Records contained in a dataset

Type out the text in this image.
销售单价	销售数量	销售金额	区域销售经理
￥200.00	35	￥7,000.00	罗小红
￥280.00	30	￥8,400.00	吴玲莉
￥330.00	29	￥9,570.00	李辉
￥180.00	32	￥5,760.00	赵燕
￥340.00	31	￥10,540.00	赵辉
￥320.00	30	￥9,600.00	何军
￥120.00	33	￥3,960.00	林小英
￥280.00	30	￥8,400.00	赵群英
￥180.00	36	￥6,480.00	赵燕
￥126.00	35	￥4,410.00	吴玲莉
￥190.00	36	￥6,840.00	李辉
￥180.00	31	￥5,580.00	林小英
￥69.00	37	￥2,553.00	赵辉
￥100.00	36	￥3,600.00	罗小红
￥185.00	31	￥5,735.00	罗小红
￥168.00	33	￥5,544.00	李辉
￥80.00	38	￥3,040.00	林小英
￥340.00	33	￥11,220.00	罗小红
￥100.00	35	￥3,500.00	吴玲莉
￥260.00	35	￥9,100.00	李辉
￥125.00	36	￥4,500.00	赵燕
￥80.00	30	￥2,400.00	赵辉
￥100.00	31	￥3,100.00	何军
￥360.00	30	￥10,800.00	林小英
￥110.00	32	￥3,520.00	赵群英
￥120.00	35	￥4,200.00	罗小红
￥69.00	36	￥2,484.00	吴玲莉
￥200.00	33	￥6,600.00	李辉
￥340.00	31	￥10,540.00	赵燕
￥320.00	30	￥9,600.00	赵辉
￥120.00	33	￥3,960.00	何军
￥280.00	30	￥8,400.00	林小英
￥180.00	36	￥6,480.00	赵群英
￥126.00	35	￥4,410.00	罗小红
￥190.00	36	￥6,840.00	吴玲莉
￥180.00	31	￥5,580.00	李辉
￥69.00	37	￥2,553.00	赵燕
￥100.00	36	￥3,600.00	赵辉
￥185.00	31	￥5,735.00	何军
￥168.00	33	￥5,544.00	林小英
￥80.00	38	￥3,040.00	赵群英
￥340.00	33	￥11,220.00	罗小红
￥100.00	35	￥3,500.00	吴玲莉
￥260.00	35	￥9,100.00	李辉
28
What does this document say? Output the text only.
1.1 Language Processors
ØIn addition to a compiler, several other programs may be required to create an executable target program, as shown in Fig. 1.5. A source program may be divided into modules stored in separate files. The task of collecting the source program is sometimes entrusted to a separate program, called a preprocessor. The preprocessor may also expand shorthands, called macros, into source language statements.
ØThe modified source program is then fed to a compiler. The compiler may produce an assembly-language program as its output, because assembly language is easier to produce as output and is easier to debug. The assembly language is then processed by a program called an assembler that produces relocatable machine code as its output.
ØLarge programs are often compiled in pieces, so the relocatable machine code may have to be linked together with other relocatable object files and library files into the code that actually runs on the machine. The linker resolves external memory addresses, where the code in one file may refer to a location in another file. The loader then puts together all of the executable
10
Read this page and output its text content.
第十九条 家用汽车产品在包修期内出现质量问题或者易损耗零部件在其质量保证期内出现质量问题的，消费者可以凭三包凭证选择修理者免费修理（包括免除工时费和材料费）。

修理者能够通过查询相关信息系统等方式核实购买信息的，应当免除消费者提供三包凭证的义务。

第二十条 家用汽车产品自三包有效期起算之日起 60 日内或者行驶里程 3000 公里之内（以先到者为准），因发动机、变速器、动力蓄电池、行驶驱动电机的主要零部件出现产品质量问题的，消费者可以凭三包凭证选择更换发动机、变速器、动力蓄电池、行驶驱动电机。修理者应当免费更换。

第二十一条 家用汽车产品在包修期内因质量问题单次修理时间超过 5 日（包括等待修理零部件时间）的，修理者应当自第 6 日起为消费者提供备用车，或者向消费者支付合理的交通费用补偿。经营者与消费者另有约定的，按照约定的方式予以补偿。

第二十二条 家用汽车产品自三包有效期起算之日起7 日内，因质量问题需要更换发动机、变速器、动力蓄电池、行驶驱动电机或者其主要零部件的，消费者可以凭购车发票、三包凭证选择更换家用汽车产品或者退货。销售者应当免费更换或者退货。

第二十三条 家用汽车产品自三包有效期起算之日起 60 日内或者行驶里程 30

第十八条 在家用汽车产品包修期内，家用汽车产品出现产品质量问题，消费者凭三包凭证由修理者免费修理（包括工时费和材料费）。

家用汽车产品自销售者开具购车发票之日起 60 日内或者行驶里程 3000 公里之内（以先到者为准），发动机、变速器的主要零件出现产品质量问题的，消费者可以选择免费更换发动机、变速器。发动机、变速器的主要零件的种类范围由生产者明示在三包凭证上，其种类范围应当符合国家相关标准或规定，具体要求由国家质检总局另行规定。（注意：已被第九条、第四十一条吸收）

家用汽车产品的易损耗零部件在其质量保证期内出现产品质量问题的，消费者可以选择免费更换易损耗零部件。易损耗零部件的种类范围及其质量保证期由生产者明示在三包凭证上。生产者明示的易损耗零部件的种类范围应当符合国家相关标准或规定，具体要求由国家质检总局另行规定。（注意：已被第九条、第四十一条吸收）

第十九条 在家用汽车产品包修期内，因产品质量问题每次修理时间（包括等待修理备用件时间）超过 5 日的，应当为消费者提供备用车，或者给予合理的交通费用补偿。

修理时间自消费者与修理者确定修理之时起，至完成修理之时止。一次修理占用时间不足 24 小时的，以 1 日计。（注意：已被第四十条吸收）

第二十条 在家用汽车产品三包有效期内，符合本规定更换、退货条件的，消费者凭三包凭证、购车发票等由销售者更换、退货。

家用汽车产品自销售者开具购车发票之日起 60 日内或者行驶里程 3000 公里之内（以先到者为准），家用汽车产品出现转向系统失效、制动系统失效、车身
---
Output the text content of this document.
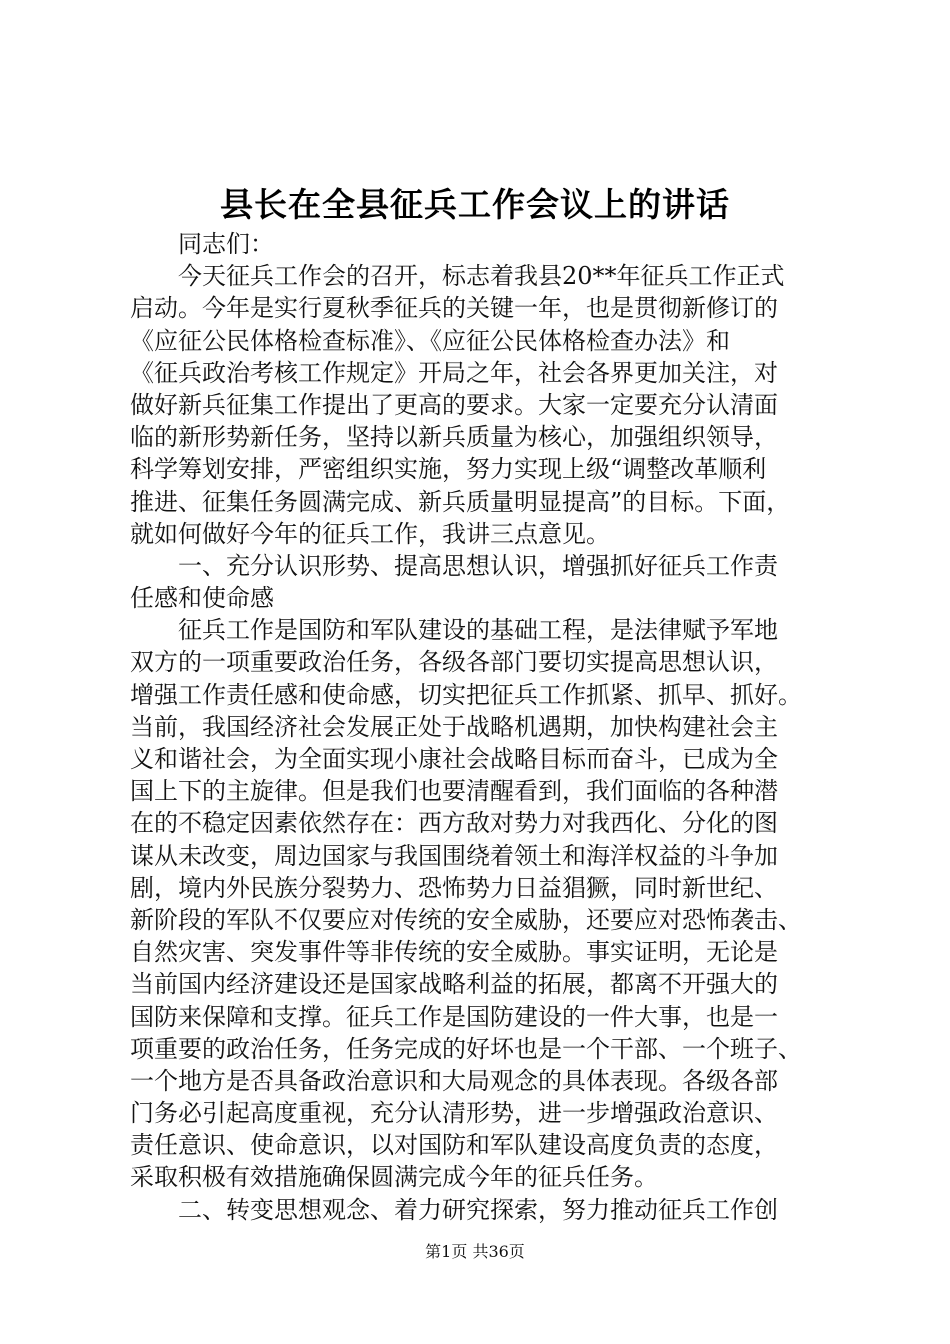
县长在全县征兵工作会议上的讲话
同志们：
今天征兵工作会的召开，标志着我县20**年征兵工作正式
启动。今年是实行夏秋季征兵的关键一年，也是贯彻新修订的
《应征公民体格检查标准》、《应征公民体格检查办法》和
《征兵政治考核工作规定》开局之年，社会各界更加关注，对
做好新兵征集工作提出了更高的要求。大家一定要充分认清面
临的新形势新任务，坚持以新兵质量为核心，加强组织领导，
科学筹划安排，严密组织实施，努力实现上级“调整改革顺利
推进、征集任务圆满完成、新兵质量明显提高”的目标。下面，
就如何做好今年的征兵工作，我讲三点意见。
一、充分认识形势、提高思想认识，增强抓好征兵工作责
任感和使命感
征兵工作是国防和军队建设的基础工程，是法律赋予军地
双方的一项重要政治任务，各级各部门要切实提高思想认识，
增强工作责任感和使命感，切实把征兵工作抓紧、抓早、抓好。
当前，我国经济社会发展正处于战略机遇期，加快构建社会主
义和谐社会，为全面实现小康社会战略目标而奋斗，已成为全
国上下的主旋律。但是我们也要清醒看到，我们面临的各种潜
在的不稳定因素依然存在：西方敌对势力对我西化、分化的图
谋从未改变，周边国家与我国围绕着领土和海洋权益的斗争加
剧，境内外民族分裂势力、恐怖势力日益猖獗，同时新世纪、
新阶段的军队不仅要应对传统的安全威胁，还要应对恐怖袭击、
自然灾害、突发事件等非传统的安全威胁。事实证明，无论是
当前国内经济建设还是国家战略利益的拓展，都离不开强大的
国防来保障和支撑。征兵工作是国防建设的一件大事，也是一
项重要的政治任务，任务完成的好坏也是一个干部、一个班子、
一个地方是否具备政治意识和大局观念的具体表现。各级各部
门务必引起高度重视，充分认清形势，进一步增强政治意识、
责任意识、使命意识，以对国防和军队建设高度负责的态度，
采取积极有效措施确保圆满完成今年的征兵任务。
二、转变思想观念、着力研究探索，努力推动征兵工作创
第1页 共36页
---
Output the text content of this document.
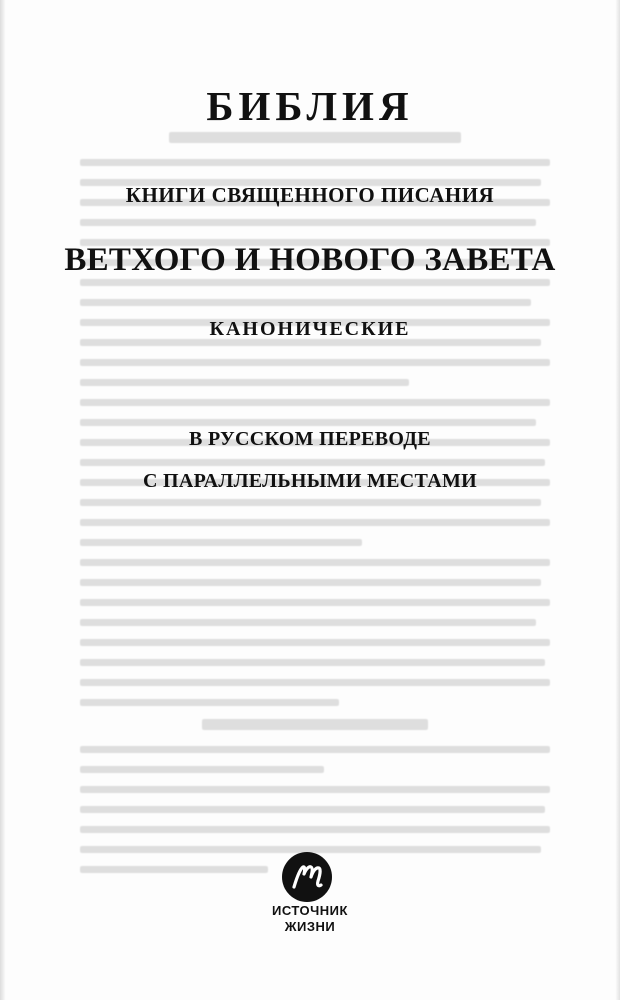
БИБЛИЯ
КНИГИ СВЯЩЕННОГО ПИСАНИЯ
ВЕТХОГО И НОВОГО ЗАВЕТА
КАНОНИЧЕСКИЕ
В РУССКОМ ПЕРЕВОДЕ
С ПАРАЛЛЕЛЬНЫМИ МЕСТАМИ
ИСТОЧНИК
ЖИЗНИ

### [THE TASK]
Check each line of the records for the word "已被第九条" and extract those that contain it.

### [CORRECT ANSWER]
家用汽车产品自销售者开具购车发票之日起 60 日内或者行驶里程 3000 公里之内（以先到者为准），发动机、变速器的主要零件出现产品质量问题的，消费者可以选择免费更换发动机、变速器。发动机、变速器的主要零件的种类范围由生产者明示在三包凭证上，其种类范围应当符合国家相关标准或规定，具体要求由国家质检总局另行规定。（注意：已被第九条、第四十一条吸收）
家用汽车产品的易损耗零部件在其质量保证期内出现产品质量问题的，消费者可以选择免费更换易损耗零部件。易损耗零部件的种类范围及其质量保证期由生产者明示在三包凭证上。生产者明示的易损耗零部件的种类范围应当符合国家相关标准或规定，具体要求由国家质检总局另行规定。（注意：已被第九条、第四十一条吸收）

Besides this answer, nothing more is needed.